Figure contents as structured data:
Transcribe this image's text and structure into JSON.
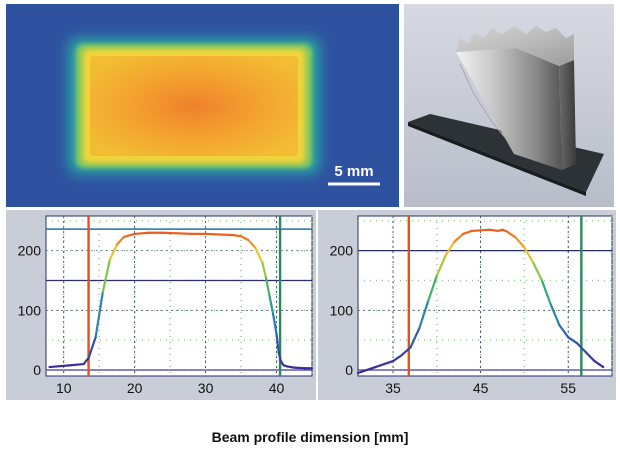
{
  "colors": {
    "map_background": "#2f52a0",
    "panel_background": "#c9cdd8",
    "plot_background": "#ffffff",
    "grid_major": "#2a2f6a",
    "grid_minor": "#8fc08f",
    "level_line_blue": "#1f6fb5",
    "marker_orange": "#e8501a",
    "marker_green": "#2a8a5a",
    "baseline_purple": "#4a3a9a"
  },
  "beam_map": {
    "scale_bar_label": "5 mm"
  },
  "caption": "Beam profile dimension [mm]",
  "chart_data": [
    {
      "type": "line",
      "grid": true,
      "x": [
        8,
        11,
        12.8,
        13.5,
        14.5,
        15.5,
        16.5,
        17.5,
        18.5,
        20,
        22,
        24,
        26,
        28,
        30,
        32,
        34,
        35,
        36,
        37,
        38,
        38.5,
        39,
        39.5,
        40,
        40.3,
        40.6,
        41,
        41.5,
        42.5,
        44,
        45
      ],
      "y": [
        5,
        8,
        10,
        20,
        55,
        130,
        185,
        210,
        223,
        228,
        230,
        230,
        229,
        228,
        228,
        227,
        226,
        224,
        218,
        205,
        180,
        155,
        125,
        95,
        60,
        30,
        15,
        8,
        6,
        4,
        3,
        3
      ],
      "xlim": [
        7.5,
        45
      ],
      "ylim": [
        -10,
        258
      ],
      "xticks": [
        10,
        20,
        30,
        40
      ],
      "yticks": [
        0,
        100,
        200
      ],
      "hlines": [
        {
          "y": 236,
          "role": "peak-level",
          "color": "#1f6fb5"
        },
        {
          "y": 150,
          "role": "mid-level",
          "color": "#2a2f6a"
        },
        {
          "y": 0,
          "role": "baseline",
          "color": "#4a3a9a"
        }
      ],
      "vlines": [
        {
          "x": 13.5,
          "color": "#e8501a"
        },
        {
          "x": 40.5,
          "color": "#2a8a5a"
        }
      ]
    },
    {
      "type": "line",
      "grid": true,
      "x": [
        31,
        33,
        35,
        36,
        37,
        38,
        39,
        40,
        41,
        42,
        43,
        44,
        45,
        46,
        47,
        47.5,
        48,
        49,
        50,
        51,
        52,
        53,
        54,
        55,
        56,
        57,
        58,
        59
      ],
      "y": [
        -5,
        5,
        15,
        25,
        38,
        70,
        115,
        158,
        192,
        215,
        228,
        233,
        234,
        235,
        233,
        235,
        232,
        222,
        205,
        180,
        150,
        110,
        75,
        55,
        45,
        30,
        15,
        5
      ],
      "xlim": [
        31,
        60
      ],
      "ylim": [
        -10,
        258
      ],
      "xticks": [
        35,
        45,
        55
      ],
      "yticks": [
        0,
        100,
        200
      ],
      "hlines": [
        {
          "y": 200,
          "role": "level",
          "color": "#2a2f6a"
        },
        {
          "y": 0,
          "role": "baseline",
          "color": "#4a3a9a"
        }
      ],
      "vlines": [
        {
          "x": 36.8,
          "color": "#e8501a"
        },
        {
          "x": 56.5,
          "color": "#2a8a5a"
        }
      ]
    }
  ]
}
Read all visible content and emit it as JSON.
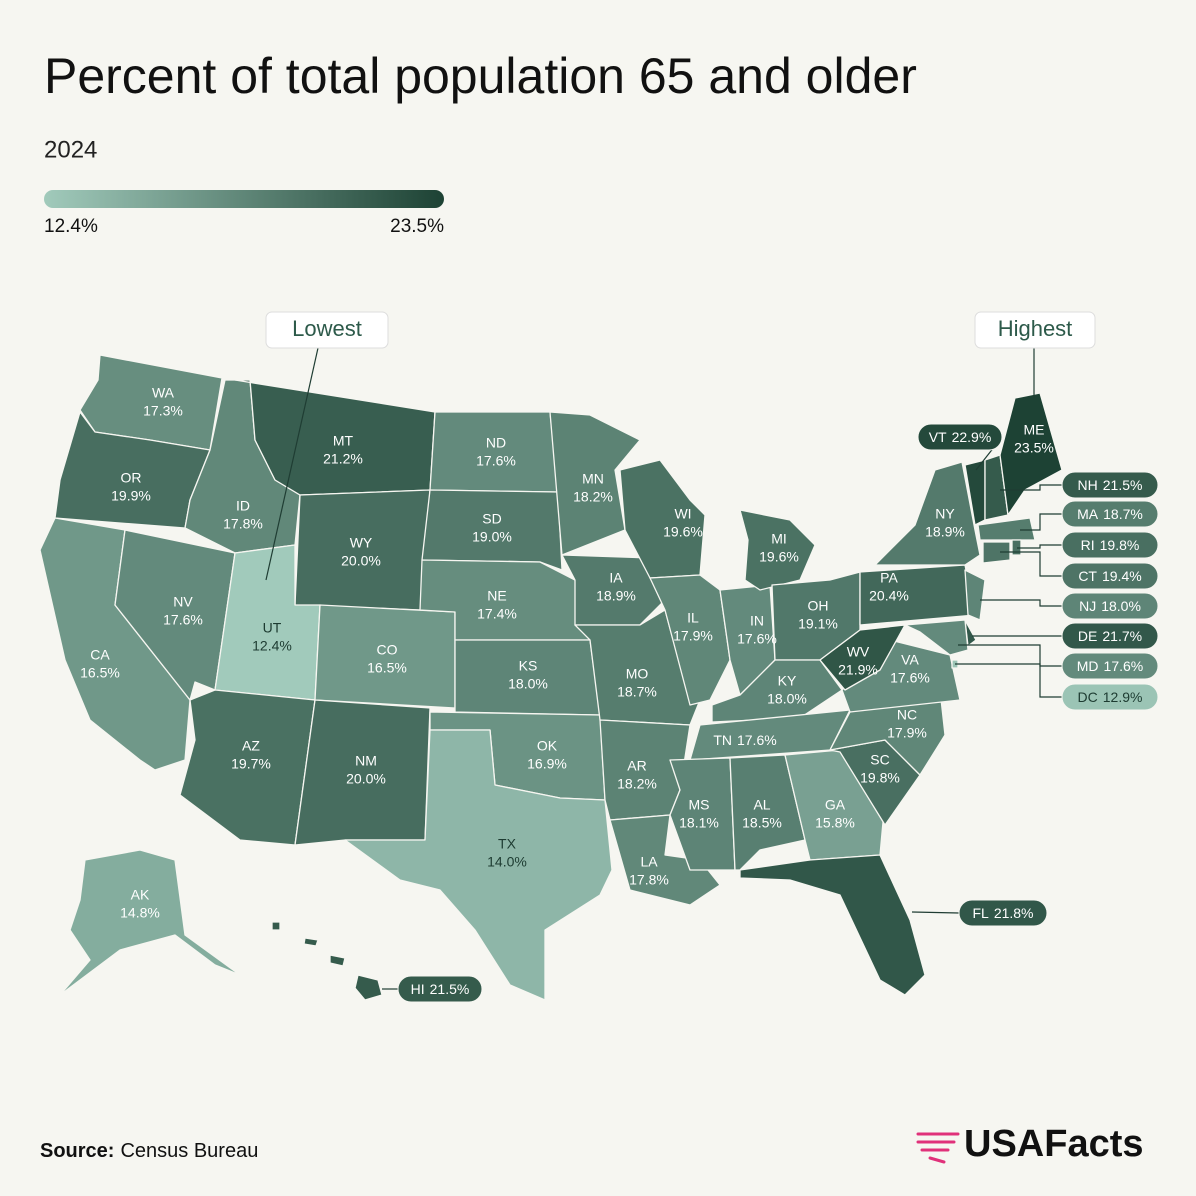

> _Exercise goal_
Give only the number of lines in the material above where the string "role" appears.

> _Solution for this task_
5